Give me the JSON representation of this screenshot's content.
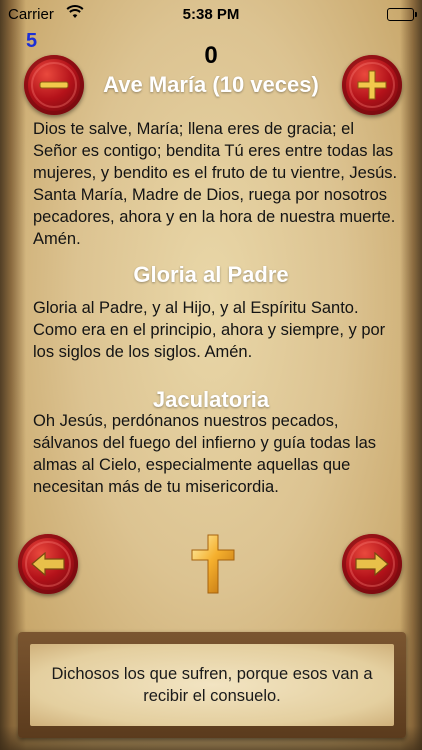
{
  "status_bar": {
    "carrier": "Carrier",
    "time": "5:38 PM",
    "battery_level": 1.0
  },
  "counter": {
    "small_value": "5",
    "main_value": "0"
  },
  "prayers": [
    {
      "title": "Ave María (10 veces)",
      "text": "Dios te salve, María; llena eres de gracia; el Señor es contigo; bendita Tú eres entre todas las mujeres, y bendito es el fruto de tu vientre, Jesús. Santa María, Madre de Dios, ruega por nosotros pecadores, ahora y en la hora de nuestra muerte. Amén."
    },
    {
      "title": "Gloria al Padre",
      "text": "Gloria al Padre, y al Hijo, y al Espíritu Santo. Como era en el principio, ahora y siempre, y por los siglos de los siglos. Amén."
    },
    {
      "title": "Jaculatoria",
      "text": "Oh Jesús, perdónanos nuestros pecados, sálvanos del fuego del infierno y guía todas las almas al Cielo, especialmente aquellas que necesitan más de tu misericordia."
    }
  ],
  "quote": "Dichosos los que sufren, porque esos van a recibir el consuelo.",
  "icons": {
    "decrement": "minus-icon",
    "increment": "plus-icon",
    "previous": "arrow-left-icon",
    "next": "arrow-right-icon",
    "cross": "cross-icon",
    "wifi": "wifi-icon",
    "battery": "battery-icon"
  },
  "colors": {
    "seal": "#b4121a",
    "seal_glyph": "#f2c94c",
    "heading": "#ffffff",
    "counter_small": "#1b2fd6",
    "cross_gold": "#f5b02e"
  }
}
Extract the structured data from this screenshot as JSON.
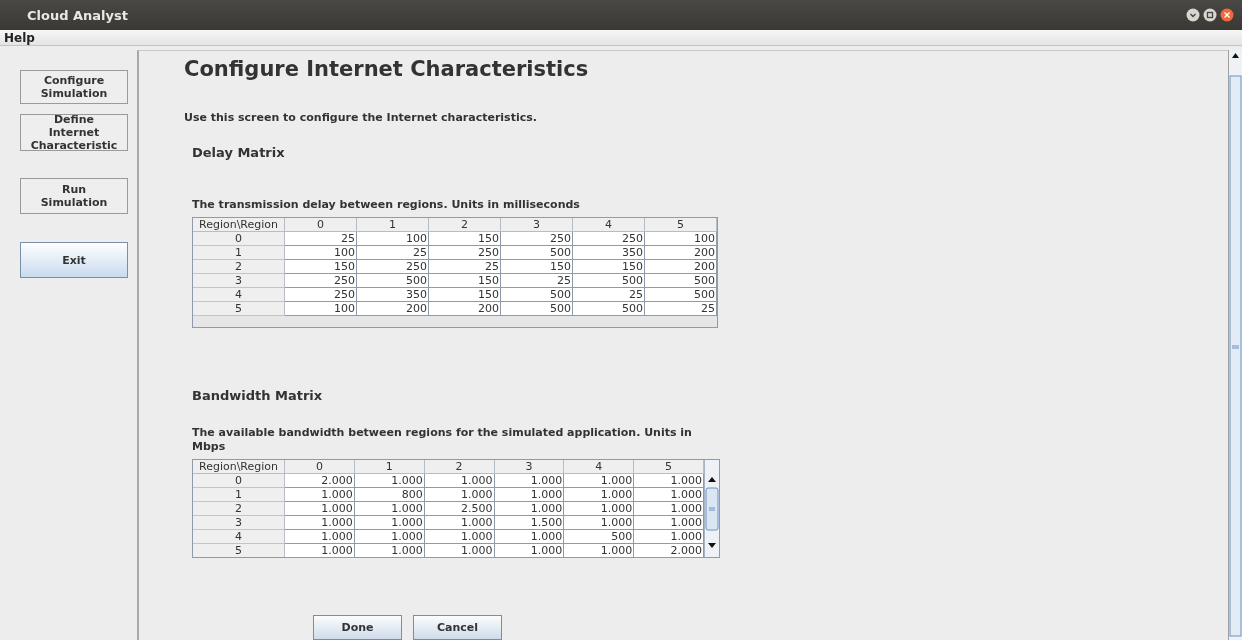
{
  "window": {
    "title": "Cloud Analyst"
  },
  "menu": [
    "Help"
  ],
  "sidebar": {
    "buttons": [
      {
        "lines": [
          "Configure",
          "Simulation"
        ],
        "selected": false
      },
      {
        "lines": [
          "Define",
          "Internet",
          "Characteristic"
        ],
        "selected": false
      },
      {
        "lines": [
          "Run",
          "Simulation"
        ],
        "selected": false
      },
      {
        "lines": [
          "Exit"
        ],
        "selected": true
      }
    ]
  },
  "page": {
    "title": "Configure Internet Characteristics",
    "description": "Use this screen to configure the Internet characteristics."
  },
  "matrices": [
    {
      "heading": "Delay Matrix",
      "caption": "The transmission delay between regions. Units in milliseconds",
      "scrollable": false,
      "columns": [
        "Region\\Region",
        "0",
        "1",
        "2",
        "3",
        "4",
        "5"
      ],
      "rows": [
        [
          "0",
          "25",
          "100",
          "150",
          "250",
          "250",
          "100"
        ],
        [
          "1",
          "100",
          "25",
          "250",
          "500",
          "350",
          "200"
        ],
        [
          "2",
          "150",
          "250",
          "25",
          "150",
          "150",
          "200"
        ],
        [
          "3",
          "250",
          "500",
          "150",
          "25",
          "500",
          "500"
        ],
        [
          "4",
          "250",
          "350",
          "150",
          "500",
          "25",
          "500"
        ],
        [
          "5",
          "100",
          "200",
          "200",
          "500",
          "500",
          "25"
        ]
      ]
    },
    {
      "heading": "Bandwidth Matrix",
      "caption": "The available bandwidth between regions for the simulated application. Units in Mbps",
      "scrollable": true,
      "columns": [
        "Region\\Region",
        "0",
        "1",
        "2",
        "3",
        "4",
        "5"
      ],
      "rows": [
        [
          "0",
          "2.000",
          "1.000",
          "1.000",
          "1.000",
          "1.000",
          "1.000"
        ],
        [
          "1",
          "1.000",
          "800",
          "1.000",
          "1.000",
          "1.000",
          "1.000"
        ],
        [
          "2",
          "1.000",
          "1.000",
          "2.500",
          "1.000",
          "1.000",
          "1.000"
        ],
        [
          "3",
          "1.000",
          "1.000",
          "1.000",
          "1.500",
          "1.000",
          "1.000"
        ],
        [
          "4",
          "1.000",
          "1.000",
          "1.000",
          "1.000",
          "500",
          "1.000"
        ],
        [
          "5",
          "1.000",
          "1.000",
          "1.000",
          "1.000",
          "1.000",
          "2.000"
        ]
      ]
    }
  ],
  "actions": [
    "Done",
    "Cancel"
  ]
}
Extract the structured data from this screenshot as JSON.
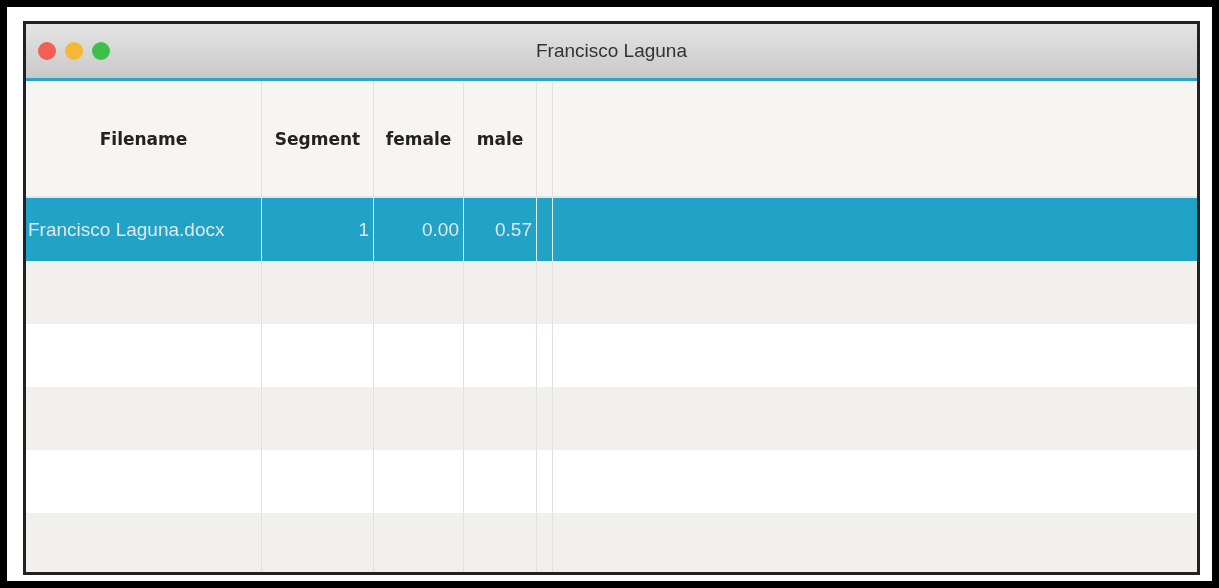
{
  "window": {
    "title": "Francisco Laguna"
  },
  "table": {
    "columns": [
      "Filename",
      "Segment",
      "female",
      "male"
    ],
    "rows": [
      {
        "selected": true,
        "cells": [
          "Francisco Laguna.docx",
          "1",
          "0.00",
          "0.57"
        ]
      }
    ]
  }
}
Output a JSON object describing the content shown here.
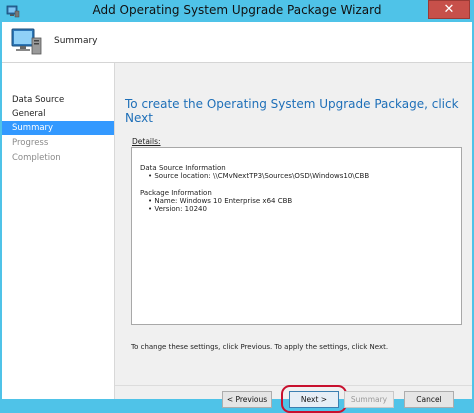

_ _ _ _ _ _ _

What is expected —
Check each line of the material above for "Jesús" and say how many lines contain it, giving the number alone.

The reply —
2